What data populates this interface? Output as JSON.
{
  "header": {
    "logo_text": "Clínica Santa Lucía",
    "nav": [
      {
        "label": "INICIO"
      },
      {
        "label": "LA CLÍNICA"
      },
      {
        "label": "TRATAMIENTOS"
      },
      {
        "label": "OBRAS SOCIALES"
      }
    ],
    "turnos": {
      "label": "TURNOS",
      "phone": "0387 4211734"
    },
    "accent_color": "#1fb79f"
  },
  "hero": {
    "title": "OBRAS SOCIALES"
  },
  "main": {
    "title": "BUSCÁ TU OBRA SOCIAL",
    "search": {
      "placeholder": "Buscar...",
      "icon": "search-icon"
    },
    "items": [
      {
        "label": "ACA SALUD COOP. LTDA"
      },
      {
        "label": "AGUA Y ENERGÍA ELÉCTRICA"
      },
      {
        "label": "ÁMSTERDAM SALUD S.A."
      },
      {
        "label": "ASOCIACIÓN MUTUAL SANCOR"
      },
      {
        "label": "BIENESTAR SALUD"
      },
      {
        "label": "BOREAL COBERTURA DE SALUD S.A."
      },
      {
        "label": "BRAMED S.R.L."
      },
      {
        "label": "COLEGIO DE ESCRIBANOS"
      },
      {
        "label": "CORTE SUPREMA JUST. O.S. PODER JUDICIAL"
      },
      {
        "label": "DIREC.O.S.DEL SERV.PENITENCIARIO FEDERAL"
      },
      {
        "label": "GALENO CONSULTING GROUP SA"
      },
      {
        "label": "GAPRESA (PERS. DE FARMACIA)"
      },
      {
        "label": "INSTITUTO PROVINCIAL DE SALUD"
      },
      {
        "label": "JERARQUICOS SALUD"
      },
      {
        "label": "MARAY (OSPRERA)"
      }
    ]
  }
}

:::

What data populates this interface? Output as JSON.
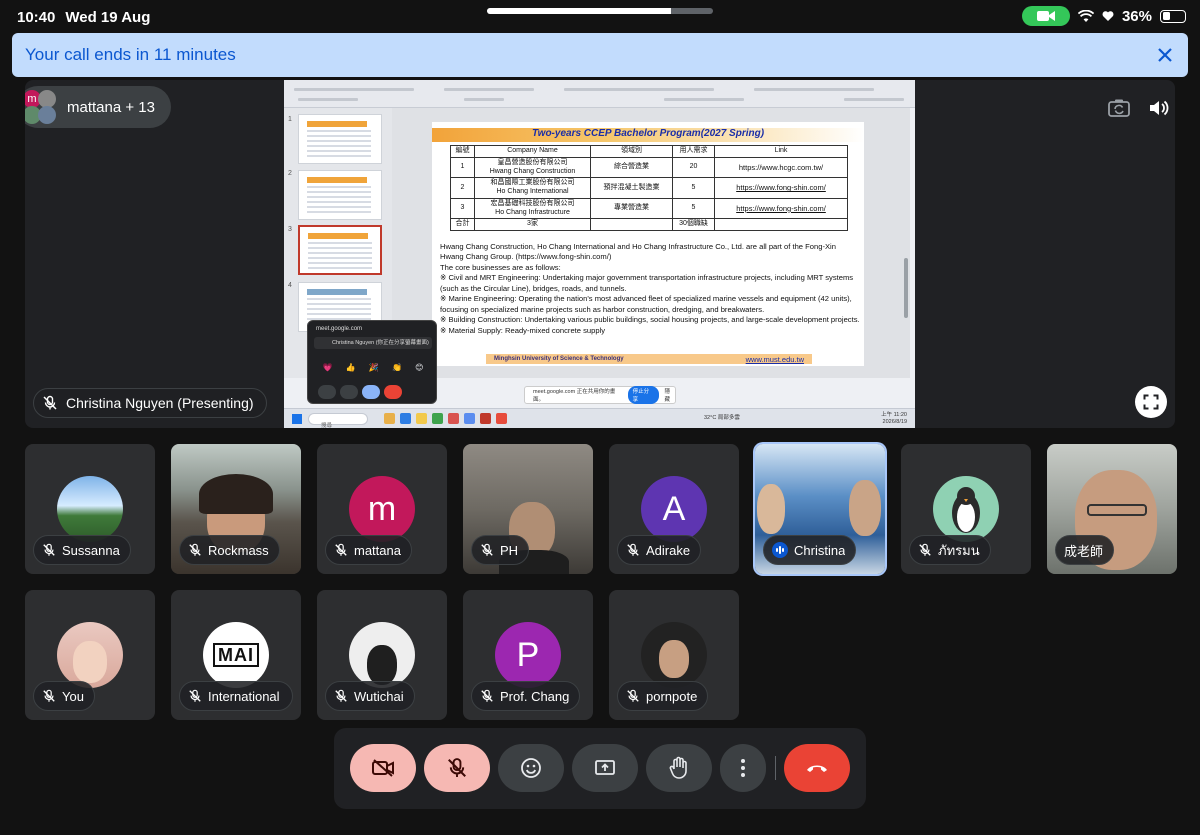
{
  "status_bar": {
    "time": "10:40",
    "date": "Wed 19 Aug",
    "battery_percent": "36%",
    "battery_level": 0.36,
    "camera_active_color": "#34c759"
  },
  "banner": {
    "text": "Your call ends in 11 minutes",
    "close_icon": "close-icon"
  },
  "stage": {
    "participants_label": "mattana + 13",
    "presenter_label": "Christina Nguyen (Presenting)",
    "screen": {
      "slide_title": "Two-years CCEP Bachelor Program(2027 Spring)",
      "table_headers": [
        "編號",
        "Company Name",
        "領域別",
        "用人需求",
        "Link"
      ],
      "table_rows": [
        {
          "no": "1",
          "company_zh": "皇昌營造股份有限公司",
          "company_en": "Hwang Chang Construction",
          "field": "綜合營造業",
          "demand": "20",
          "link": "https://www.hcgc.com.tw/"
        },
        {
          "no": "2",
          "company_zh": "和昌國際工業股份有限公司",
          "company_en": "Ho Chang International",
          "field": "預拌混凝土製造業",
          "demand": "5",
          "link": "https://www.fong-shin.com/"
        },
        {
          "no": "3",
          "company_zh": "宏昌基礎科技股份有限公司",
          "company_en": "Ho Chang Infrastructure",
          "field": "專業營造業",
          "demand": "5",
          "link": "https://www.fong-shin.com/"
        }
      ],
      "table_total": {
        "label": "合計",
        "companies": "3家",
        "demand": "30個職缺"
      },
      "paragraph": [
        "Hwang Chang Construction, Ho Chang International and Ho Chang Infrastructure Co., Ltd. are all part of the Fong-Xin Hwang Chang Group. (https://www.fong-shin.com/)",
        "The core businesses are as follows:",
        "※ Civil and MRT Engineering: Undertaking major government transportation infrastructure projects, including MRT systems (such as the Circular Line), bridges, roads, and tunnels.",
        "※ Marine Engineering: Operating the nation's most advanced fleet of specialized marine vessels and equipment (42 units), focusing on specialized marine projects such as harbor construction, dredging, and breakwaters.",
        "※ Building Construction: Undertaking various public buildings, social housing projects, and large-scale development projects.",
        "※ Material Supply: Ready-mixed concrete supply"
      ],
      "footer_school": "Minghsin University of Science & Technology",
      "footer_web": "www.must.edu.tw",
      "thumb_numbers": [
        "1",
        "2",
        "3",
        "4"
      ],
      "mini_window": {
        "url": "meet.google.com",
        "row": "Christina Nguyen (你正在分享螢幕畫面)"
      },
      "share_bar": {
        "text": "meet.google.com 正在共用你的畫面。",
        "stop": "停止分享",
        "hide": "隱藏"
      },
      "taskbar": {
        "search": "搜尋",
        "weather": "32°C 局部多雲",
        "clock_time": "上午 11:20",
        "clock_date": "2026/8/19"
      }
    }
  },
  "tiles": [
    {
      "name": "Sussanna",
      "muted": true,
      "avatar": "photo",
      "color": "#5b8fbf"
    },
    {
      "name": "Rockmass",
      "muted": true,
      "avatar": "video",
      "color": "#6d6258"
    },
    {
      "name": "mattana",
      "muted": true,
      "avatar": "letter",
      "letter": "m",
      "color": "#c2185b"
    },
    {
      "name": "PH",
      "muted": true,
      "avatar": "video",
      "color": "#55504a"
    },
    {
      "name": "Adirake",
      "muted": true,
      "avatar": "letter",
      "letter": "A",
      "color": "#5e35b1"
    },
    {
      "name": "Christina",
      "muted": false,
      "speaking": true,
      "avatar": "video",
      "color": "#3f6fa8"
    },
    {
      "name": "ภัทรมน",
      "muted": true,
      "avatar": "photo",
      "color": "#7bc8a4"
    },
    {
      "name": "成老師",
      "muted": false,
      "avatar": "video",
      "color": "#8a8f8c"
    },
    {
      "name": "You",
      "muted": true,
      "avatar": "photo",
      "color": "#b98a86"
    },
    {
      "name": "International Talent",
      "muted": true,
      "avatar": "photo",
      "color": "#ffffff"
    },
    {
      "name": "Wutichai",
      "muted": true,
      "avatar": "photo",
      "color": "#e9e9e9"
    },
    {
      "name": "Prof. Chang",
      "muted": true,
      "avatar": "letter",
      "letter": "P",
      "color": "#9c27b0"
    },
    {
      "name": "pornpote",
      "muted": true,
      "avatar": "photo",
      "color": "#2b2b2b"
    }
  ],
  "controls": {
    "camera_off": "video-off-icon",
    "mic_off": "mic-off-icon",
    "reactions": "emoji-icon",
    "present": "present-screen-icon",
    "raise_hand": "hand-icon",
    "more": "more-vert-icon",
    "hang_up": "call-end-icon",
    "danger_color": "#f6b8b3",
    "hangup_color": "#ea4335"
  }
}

:::

**TASK BRIEF**
Pick out each line above that includes "screen" and show it.

**TASK ANSWER**
    "screen": {
    "present": "present-screen-icon",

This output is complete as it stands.